** Start **

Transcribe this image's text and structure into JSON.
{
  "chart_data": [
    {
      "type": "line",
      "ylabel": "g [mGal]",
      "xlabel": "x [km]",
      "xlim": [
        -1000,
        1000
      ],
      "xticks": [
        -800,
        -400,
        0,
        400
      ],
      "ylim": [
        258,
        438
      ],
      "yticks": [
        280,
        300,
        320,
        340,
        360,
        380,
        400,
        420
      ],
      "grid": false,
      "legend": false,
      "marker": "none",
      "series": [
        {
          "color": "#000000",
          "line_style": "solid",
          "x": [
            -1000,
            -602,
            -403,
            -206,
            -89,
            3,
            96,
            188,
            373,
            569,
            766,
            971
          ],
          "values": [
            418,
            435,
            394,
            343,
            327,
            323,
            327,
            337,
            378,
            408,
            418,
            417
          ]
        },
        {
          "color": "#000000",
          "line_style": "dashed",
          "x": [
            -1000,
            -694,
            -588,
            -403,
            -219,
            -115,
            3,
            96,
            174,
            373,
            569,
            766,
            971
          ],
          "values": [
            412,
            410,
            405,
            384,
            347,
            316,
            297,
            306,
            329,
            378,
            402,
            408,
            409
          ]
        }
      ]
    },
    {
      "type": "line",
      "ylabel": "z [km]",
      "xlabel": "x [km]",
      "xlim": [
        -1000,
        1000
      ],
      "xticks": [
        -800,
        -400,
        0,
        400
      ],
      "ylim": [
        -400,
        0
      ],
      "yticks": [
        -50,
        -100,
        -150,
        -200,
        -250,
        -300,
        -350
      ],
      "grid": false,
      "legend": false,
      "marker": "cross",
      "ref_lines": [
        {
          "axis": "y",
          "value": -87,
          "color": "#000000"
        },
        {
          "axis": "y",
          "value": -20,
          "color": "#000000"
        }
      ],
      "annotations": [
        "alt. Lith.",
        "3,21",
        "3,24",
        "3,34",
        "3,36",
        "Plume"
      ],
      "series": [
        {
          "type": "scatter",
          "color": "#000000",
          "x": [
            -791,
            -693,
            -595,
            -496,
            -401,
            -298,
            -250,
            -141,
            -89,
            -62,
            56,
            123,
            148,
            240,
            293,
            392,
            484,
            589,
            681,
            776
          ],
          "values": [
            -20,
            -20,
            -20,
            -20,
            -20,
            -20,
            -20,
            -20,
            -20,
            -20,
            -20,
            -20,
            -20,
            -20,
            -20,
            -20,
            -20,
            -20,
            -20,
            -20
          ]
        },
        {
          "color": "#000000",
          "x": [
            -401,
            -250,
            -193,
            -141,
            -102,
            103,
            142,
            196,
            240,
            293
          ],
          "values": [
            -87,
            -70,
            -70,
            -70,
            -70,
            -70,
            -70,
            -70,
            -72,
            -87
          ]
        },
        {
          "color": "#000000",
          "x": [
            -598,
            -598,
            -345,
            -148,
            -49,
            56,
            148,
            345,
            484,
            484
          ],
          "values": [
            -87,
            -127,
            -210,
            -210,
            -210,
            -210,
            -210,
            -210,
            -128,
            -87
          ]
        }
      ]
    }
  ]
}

** End **

Retype every entry above, word for word.

:: SOLUTION FOR THIS TASK ::
Transcribe this image's text and structure into JSON.
{
  "chart_data": [
    {
      "type": "line",
      "ylabel": "g [mGal]",
      "xlabel": "x [km]",
      "xlim": [
        -1000,
        1000
      ],
      "xticks": [
        -800,
        -400,
        0,
        400
      ],
      "ylim": [
        258,
        438
      ],
      "yticks": [
        280,
        300,
        320,
        340,
        360,
        380,
        400,
        420
      ],
      "grid": false,
      "legend": false,
      "marker": "none",
      "series": [
        {
          "color": "#000000",
          "line_style": "solid",
          "x": [
            -1000,
            -602,
            -403,
            -206,
            -89,
            3,
            96,
            188,
            373,
            569,
            766,
            971
          ],
          "values": [
            418,
            435,
            394,
            343,
            327,
            323,
            327,
            337,
            378,
            408,
            418,
            417
          ]
        },
        {
          "color": "#000000",
          "line_style": "dashed",
          "x": [
            -1000,
            -694,
            -588,
            -403,
            -219,
            -115,
            3,
            96,
            174,
            373,
            569,
            766,
            971
          ],
          "values": [
            412,
            410,
            405,
            384,
            347,
            316,
            297,
            306,
            329,
            378,
            402,
            408,
            409
          ]
        }
      ]
    },
    {
      "type": "line",
      "ylabel": "z [km]",
      "xlabel": "x [km]",
      "xlim": [
        -1000,
        1000
      ],
      "xticks": [
        -800,
        -400,
        0,
        400
      ],
      "ylim": [
        -400,
        0
      ],
      "yticks": [
        -50,
        -100,
        -150,
        -200,
        -250,
        -300,
        -350
      ],
      "grid": false,
      "legend": false,
      "marker": "cross",
      "ref_lines": [
        {
          "axis": "y",
          "value": -87,
          "color": "#000000"
        },
        {
          "axis": "y",
          "value": -20,
          "color": "#000000"
        }
      ],
      "annotations": [
        "alt. Lith.",
        "3,21",
        "3,24",
        "3,34",
        "3,36",
        "Plume"
      ],
      "series": [
        {
          "type": "scatter",
          "color": "#000000",
          "x": [
            -791,
            -693,
            -595,
            -496,
            -401,
            -298,
            -250,
            -141,
            -89,
            -62,
            56,
            123,
            148,
            240,
            293,
            392,
            484,
            589,
            681,
            776
          ],
          "values": [
            -20,
            -20,
            -20,
            -20,
            -20,
            -20,
            -20,
            -20,
            -20,
            -20,
            -20,
            -20,
            -20,
            -20,
            -20,
            -20,
            -20,
            -20,
            -20,
            -20
          ]
        },
        {
          "color": "#000000",
          "x": [
            -401,
            -250,
            -193,
            -141,
            -102,
            103,
            142,
            196,
            240,
            293
          ],
          "values": [
            -87,
            -70,
            -70,
            -70,
            -70,
            -70,
            -70,
            -70,
            -72,
            -87
          ]
        },
        {
          "color": "#000000",
          "x": [
            -598,
            -598,
            -345,
            -148,
            -49,
            56,
            148,
            345,
            484,
            484
          ],
          "values": [
            -87,
            -127,
            -210,
            -210,
            -210,
            -210,
            -210,
            -210,
            -128,
            -87
          ]
        }
      ]
    }
  ]
}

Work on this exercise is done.